Short exercise
Search the material for the word "Portugal" and copy each line that holds it.

Data rows
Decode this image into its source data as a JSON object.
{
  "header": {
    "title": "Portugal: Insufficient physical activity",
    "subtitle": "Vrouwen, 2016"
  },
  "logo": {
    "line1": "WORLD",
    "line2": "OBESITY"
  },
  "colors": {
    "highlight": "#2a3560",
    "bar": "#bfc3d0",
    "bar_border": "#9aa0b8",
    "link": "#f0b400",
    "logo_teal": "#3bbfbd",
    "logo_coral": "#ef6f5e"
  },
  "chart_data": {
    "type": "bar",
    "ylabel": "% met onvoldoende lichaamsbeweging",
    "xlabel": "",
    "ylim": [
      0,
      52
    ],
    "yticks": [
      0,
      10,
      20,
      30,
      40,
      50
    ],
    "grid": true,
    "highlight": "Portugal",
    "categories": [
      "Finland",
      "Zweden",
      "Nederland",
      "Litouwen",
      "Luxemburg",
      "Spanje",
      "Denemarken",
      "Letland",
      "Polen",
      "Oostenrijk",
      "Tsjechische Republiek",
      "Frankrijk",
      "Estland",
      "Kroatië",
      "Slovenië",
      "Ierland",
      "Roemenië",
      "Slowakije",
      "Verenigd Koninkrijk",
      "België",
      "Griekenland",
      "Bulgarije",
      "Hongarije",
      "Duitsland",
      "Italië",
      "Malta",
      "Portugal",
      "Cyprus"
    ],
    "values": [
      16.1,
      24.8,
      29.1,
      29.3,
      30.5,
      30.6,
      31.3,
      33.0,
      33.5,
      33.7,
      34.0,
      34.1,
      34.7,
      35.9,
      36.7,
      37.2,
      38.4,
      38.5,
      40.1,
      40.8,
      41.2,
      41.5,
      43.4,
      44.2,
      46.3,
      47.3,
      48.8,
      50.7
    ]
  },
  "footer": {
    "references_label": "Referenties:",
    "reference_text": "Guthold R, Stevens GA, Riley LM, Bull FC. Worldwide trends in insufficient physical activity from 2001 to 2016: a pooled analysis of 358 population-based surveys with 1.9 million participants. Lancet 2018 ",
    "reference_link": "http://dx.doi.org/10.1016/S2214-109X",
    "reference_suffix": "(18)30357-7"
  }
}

Finished exercise
    "title": "Portugal: Insufficient physical activity",
    "highlight": "Portugal",
      "Portugal",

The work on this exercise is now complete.